→ **Required work**:
Copy out all lines where "structured" appears.

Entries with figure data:

** begin **

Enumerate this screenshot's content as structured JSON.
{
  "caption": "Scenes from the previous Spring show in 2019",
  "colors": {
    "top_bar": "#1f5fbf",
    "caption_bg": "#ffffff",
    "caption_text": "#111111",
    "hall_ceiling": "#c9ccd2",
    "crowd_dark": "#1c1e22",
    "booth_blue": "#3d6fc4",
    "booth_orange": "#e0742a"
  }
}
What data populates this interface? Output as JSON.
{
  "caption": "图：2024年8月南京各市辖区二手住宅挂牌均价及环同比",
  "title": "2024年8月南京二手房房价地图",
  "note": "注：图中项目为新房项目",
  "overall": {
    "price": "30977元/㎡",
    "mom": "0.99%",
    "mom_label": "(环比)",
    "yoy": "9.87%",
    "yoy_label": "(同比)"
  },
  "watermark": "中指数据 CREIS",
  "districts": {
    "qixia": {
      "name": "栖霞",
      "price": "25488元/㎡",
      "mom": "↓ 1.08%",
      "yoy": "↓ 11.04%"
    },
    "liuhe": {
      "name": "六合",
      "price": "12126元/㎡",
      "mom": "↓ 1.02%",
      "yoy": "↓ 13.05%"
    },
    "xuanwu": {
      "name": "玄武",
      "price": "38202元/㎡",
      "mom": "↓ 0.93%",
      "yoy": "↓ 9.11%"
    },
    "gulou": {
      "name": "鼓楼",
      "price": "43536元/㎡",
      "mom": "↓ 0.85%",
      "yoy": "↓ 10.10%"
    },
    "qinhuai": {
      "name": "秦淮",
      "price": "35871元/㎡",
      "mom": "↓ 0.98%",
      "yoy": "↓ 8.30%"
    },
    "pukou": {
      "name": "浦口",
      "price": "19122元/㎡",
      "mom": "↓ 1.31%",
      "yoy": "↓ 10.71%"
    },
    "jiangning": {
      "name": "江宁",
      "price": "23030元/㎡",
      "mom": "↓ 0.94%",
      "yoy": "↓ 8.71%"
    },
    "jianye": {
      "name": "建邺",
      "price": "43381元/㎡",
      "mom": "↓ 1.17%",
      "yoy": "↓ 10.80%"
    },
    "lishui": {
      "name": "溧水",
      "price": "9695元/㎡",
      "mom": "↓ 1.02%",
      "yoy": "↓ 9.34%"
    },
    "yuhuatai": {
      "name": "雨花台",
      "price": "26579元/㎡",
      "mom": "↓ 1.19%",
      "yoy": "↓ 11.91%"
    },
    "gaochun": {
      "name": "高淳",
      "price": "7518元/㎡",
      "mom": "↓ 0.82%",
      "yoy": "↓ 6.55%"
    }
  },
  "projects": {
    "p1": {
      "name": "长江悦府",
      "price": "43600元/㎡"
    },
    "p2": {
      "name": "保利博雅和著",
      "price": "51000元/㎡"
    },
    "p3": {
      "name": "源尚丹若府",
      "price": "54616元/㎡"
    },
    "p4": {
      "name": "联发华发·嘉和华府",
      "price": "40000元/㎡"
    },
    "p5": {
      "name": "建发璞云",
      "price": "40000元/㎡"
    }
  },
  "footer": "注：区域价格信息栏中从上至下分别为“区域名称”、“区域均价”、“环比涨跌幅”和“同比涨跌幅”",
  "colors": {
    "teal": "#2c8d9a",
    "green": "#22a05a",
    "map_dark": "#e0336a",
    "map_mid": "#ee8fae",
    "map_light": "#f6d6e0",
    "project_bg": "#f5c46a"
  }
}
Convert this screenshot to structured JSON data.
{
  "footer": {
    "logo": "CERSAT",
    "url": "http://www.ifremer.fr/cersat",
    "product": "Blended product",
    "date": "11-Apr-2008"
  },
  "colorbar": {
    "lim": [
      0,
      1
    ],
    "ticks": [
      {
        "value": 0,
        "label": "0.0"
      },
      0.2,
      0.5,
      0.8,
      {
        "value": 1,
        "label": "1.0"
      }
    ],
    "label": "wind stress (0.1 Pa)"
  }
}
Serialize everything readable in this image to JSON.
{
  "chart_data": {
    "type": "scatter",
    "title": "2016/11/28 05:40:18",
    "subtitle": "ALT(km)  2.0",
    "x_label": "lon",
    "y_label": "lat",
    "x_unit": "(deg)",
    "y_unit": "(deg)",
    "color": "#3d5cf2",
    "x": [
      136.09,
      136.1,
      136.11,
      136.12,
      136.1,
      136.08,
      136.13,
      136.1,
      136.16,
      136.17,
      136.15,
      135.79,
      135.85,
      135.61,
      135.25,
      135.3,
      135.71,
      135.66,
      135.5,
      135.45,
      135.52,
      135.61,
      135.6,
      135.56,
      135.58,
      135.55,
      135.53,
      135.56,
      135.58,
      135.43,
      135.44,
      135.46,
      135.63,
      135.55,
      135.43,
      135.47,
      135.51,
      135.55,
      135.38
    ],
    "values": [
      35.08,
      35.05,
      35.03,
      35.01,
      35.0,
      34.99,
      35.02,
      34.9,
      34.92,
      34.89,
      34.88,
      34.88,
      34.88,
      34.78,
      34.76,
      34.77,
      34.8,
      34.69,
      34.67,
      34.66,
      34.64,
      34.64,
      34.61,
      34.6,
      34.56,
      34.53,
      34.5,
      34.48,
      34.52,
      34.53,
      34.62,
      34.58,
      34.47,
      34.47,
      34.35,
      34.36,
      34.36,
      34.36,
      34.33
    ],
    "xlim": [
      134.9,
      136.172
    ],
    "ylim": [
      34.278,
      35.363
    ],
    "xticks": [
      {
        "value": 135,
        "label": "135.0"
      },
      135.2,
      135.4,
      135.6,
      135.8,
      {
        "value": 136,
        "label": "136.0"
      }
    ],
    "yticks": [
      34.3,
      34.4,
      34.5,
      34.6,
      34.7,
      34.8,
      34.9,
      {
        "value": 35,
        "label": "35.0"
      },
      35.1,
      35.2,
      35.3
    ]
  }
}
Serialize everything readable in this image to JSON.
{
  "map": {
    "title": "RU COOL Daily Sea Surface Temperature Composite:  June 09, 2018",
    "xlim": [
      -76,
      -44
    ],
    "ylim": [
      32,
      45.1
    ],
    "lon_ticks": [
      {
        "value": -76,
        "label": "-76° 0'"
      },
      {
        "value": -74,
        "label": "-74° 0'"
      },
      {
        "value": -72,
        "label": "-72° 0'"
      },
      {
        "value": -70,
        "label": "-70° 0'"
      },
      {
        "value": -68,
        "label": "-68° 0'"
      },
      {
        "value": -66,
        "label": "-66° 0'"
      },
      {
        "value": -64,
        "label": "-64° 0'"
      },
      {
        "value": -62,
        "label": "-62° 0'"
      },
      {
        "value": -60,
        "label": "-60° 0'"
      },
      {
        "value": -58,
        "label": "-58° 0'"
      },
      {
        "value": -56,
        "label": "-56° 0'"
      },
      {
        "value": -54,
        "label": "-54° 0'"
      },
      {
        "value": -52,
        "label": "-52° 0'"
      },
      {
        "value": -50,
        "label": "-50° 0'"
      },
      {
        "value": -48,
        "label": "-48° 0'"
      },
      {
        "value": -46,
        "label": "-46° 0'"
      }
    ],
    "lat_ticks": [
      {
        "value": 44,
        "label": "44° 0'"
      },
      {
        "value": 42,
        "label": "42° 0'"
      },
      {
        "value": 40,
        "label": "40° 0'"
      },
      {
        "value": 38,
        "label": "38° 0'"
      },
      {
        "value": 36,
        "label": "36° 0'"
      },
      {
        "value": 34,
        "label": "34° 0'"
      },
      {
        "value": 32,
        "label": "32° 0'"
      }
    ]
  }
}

** end **
** begin **

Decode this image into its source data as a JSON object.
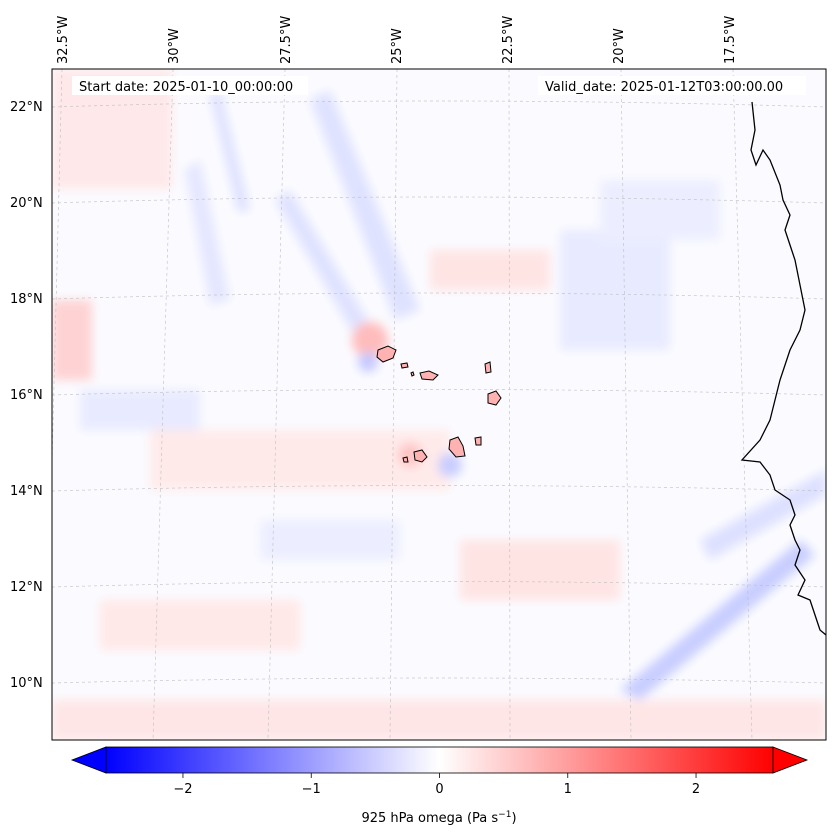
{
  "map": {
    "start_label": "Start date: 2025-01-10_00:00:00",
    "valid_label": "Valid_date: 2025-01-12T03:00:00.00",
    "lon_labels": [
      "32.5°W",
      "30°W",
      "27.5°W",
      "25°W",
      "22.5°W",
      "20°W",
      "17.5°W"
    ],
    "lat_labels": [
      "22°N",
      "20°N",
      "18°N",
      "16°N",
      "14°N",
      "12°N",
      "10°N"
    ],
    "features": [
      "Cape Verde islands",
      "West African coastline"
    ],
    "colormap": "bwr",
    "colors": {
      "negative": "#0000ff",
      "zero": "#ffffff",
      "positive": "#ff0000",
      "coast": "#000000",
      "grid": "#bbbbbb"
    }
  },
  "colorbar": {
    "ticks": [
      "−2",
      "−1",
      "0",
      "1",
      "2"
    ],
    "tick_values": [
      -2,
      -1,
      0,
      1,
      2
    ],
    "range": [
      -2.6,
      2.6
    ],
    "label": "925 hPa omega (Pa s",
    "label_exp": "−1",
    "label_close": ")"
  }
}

** end **

→ **Completed exercise**:
Enumerate this screenshot's content as structured JSON.
Convert this screenshot to structured JSON data.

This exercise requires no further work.